--- BEGIN SOURCE DATA ---

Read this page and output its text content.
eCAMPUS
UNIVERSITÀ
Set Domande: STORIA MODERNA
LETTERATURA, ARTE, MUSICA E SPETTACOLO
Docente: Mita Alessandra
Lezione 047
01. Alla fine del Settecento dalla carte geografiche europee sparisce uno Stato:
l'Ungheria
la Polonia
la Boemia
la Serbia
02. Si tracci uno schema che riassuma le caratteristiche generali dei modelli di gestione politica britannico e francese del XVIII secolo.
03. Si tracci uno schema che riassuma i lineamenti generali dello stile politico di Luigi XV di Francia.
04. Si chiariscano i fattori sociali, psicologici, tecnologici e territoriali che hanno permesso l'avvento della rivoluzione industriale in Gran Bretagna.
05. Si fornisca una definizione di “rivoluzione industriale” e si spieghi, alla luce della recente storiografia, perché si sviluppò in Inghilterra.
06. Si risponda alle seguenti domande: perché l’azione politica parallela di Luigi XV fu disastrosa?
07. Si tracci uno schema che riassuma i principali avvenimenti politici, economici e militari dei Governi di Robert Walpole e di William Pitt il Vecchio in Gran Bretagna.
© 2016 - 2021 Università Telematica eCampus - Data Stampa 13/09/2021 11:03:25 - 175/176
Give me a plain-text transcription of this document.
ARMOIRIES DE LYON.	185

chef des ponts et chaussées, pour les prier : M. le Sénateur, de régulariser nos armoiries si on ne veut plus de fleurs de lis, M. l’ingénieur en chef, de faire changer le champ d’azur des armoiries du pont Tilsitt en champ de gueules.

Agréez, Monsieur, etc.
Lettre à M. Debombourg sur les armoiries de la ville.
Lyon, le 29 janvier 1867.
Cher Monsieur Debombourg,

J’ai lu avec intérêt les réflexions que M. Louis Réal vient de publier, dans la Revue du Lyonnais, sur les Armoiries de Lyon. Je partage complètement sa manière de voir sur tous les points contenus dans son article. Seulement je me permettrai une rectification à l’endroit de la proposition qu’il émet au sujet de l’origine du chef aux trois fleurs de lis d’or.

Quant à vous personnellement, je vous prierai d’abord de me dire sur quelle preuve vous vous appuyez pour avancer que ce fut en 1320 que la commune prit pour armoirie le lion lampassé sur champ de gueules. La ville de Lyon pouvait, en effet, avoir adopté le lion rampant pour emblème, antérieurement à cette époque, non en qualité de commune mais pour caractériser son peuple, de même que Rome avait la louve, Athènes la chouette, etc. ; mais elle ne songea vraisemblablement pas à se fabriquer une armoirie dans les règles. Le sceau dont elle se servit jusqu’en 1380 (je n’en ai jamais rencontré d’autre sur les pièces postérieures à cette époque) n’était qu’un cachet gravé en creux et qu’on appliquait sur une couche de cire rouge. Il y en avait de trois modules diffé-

--- END SOURCE DATA ---

## WHAT THE EXERCISE ASKS:
Return all the data above once more, precisely as given.

## WORKED ANSWER:
Read this page and output its text content.
eCAMPUS
UNIVERSITÀ
Set Domande: STORIA MODERNA
LETTERATURA, ARTE, MUSICA E SPETTACOLO
Docente: Mita Alessandra
Lezione 047
01. Alla fine del Settecento dalla carte geografiche europee sparisce uno Stato:
l'Ungheria
la Polonia
la Boemia
la Serbia
02. Si tracci uno schema che riassuma le caratteristiche generali dei modelli di gestione politica britannico e francese del XVIII secolo.
03. Si tracci uno schema che riassuma i lineamenti generali dello stile politico di Luigi XV di Francia.
04. Si chiariscano i fattori sociali, psicologici, tecnologici e territoriali che hanno permesso l'avvento della rivoluzione industriale in Gran Bretagna.
05. Si fornisca una definizione di “rivoluzione industriale” e si spieghi, alla luce della recente storiografia, perché si sviluppò in Inghilterra.
06. Si risponda alle seguenti domande: perché l’azione politica parallela di Luigi XV fu disastrosa?
07. Si tracci uno schema che riassuma i principali avvenimenti politici, economici e militari dei Governi di Robert Walpole e di William Pitt il Vecchio in Gran Bretagna.
© 2016 - 2021 Università Telematica eCampus - Data Stampa 13/09/2021 11:03:25 - 175/176
Give me a plain-text transcription of this document.
ARMOIRIES DE LYON.	185

chef des ponts et chaussées, pour les prier : M. le Sénateur, de régulariser nos armoiries si on ne veut plus de fleurs de lis, M. l’ingénieur en chef, de faire changer le champ d’azur des armoiries du pont Tilsitt en champ de gueules.

Agréez, Monsieur, etc.
Lettre à M. Debombourg sur les armoiries de la ville.
Lyon, le 29 janvier 1867.
Cher Monsieur Debombourg,

J’ai lu avec intérêt les réflexions que M. Louis Réal vient de publier, dans la Revue du Lyonnais, sur les Armoiries de Lyon. Je partage complètement sa manière de voir sur tous les points contenus dans son article. Seulement je me permettrai une rectification à l’endroit de la proposition qu’il émet au sujet de l’origine du chef aux trois fleurs de lis d’or.

Quant à vous personnellement, je vous prierai d’abord de me dire sur quelle preuve vous vous appuyez pour avancer que ce fut en 1320 que la commune prit pour armoirie le lion lampassé sur champ de gueules. La ville de Lyon pouvait, en effet, avoir adopté le lion rampant pour emblème, antérieurement à cette époque, non en qualité de commune mais pour caractériser son peuple, de même que Rome avait la louve, Athènes la chouette, etc. ; mais elle ne songea vraisemblablement pas à se fabriquer une armoirie dans les règles. Le sceau dont elle se servit jusqu’en 1380 (je n’en ai jamais rencontré d’autre sur les pièces postérieures à cette époque) n’était qu’un cachet gravé en creux et qu’on appliquait sur une couche de cire rouge. Il y en avait de trois modules diffé-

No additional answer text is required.